_SOURCE EXTRACT_
Start of Block

New Hi-Tech Police Surveillance: The “StingRay” Cell Phone Spying Device
By Clarence Walker
July 14, 2013
Blocked by a Supreme Court decision from using GPS tracking devices without a warrant, federal investigators and other law enforcement agencies are turning to a new, more powerful and more threatening technology in their bid to spy more freely on those they suspect of drug crimes. That’s leading civil libertarians, electronic privacy advocates, and even some federal judges to raise the alarm about a new surveillance technology whose use has yet to be taken up definitively by the federal courts.
The new surveillance technology is the StingRay (also marketed as Triggerfish, IMSI Catcher, Cell-site Simulator or Digital Analyzer), a sophisticated, portable spy device able to track cell phone signals inside vehicles, homes and insulated buildings. StingRay trackers act as fake cell towers, allowing police investigators to pinpoint location of a targeted wireless mobile by sucking up phone data such as text messages, emails and cell-site information.
When a suspect makes a phone call, the StingRay tricks the cell into sending its signal back to the police, thus preventing the signal from traveling back to the suspect’s wireless carrier. But not only does StingRay track the targeted cell phone, it also extracts data off potentially thousands of other cell phone users in the area.
Although manufactured by a Germany and Britain-based firm, the StingRay devices are sold in the US by the Harris Corporation, an international telecommunications equipment company. It gets between $60,000 and $175,000 for each Stingray it sells to US law enforcement agencies.

End of Block

_GIVEN INFORMATION_
Start of Block

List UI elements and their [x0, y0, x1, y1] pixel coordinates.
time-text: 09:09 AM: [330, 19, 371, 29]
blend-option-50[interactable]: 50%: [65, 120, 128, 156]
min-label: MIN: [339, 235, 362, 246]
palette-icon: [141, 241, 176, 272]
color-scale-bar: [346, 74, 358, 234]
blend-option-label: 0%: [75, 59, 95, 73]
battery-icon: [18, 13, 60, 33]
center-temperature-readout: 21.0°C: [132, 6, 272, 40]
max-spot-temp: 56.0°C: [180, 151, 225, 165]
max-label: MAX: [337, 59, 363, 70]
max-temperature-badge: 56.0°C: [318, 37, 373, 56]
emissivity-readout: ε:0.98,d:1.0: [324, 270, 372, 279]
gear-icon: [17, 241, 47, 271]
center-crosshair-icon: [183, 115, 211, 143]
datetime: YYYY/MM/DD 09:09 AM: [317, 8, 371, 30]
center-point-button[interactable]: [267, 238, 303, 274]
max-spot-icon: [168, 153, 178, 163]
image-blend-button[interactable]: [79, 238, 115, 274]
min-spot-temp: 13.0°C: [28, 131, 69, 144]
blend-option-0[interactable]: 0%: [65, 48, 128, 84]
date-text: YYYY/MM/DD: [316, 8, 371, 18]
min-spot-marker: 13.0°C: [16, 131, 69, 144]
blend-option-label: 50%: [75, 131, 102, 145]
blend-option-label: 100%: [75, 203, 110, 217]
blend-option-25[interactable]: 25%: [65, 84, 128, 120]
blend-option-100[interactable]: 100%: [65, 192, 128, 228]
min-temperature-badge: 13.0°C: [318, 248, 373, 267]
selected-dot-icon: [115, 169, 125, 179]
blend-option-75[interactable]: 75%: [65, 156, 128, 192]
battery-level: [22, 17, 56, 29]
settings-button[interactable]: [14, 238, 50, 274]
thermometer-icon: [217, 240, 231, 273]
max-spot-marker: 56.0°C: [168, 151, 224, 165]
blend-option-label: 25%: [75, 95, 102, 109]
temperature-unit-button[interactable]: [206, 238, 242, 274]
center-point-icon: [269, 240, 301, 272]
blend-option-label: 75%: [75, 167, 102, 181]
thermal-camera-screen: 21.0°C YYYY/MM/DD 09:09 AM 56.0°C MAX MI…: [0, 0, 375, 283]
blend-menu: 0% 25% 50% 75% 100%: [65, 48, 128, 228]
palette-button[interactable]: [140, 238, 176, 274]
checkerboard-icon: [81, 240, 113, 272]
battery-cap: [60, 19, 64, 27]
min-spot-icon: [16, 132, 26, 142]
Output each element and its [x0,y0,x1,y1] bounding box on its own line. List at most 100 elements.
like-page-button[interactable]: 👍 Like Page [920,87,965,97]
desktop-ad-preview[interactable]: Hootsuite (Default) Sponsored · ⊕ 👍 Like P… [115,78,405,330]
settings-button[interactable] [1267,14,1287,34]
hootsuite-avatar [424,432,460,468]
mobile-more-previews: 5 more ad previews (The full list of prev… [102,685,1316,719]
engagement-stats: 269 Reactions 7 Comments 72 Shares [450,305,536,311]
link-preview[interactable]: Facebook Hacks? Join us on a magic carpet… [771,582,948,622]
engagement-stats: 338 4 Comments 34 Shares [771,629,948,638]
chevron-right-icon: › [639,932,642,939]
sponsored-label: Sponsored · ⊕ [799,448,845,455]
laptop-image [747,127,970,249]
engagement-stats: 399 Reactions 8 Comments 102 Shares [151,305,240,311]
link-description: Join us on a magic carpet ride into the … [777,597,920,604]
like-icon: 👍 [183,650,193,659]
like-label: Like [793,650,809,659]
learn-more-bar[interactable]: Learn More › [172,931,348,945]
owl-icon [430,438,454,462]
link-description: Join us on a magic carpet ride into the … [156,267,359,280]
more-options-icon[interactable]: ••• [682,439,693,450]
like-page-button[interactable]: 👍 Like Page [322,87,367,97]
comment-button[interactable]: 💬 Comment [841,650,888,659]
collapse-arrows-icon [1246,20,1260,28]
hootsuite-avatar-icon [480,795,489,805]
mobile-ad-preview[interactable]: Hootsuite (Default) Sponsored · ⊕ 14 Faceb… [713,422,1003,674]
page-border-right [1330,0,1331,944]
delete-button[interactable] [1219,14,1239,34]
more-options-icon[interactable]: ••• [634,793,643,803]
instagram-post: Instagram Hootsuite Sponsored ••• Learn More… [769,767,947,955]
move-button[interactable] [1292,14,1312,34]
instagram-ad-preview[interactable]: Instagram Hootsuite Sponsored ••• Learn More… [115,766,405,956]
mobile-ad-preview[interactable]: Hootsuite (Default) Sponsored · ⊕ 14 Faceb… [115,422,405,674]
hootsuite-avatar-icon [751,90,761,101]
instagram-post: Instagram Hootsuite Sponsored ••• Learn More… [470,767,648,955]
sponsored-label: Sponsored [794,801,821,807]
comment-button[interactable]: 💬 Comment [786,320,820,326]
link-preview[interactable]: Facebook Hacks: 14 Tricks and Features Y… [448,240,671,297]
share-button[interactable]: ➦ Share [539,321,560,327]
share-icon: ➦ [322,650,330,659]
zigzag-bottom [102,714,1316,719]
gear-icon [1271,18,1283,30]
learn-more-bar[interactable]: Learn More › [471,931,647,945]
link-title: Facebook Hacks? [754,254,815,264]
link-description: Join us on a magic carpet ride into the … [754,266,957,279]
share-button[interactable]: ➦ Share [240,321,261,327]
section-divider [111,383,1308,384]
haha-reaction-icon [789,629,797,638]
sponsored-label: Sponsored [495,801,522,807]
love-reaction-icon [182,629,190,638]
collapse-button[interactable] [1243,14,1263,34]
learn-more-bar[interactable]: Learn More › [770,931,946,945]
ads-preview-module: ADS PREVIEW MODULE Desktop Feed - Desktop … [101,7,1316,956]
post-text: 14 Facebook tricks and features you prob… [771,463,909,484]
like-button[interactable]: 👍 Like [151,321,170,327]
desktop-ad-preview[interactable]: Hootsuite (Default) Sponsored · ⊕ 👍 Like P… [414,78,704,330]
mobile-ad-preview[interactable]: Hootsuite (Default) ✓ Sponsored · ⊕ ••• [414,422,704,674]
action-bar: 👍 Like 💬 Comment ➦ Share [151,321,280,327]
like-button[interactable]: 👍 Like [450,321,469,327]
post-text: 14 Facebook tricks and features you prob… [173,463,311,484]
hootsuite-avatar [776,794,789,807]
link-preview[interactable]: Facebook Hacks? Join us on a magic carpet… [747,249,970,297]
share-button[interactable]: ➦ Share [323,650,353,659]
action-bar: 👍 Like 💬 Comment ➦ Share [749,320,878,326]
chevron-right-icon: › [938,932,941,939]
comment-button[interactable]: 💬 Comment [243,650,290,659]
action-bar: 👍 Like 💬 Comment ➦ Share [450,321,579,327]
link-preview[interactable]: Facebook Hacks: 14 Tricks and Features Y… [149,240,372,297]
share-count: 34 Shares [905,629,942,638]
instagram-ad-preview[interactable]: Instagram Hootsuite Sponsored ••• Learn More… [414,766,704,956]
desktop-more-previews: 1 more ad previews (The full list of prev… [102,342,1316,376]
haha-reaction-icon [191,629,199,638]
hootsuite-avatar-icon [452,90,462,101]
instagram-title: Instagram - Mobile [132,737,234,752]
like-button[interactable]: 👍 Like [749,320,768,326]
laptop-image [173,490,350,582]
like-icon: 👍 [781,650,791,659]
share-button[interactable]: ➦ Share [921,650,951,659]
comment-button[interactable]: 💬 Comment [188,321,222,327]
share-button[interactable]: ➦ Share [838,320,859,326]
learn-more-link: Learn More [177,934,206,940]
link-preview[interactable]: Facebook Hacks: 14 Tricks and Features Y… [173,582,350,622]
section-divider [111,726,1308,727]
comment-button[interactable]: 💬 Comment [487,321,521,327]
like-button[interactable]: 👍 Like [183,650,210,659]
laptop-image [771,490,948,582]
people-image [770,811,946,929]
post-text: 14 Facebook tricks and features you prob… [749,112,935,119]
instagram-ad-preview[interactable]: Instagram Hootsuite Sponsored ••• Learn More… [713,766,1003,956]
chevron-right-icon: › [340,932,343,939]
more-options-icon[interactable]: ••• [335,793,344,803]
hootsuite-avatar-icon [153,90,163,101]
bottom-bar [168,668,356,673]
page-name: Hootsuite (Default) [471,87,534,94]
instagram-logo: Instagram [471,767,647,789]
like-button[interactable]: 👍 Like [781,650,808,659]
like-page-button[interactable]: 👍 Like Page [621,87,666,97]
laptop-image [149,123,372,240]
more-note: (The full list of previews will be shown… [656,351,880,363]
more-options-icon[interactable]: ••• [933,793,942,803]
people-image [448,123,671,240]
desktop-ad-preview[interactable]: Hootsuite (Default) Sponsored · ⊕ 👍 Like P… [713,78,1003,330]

End of Block

_EXERCISE REQUIREMENTS_
According to the StingRay article, which company sells the devices to US law enforcement agencies?

_EXERCISE RESPONSE_
The Harris Corporation, an international telecommunications equipment company.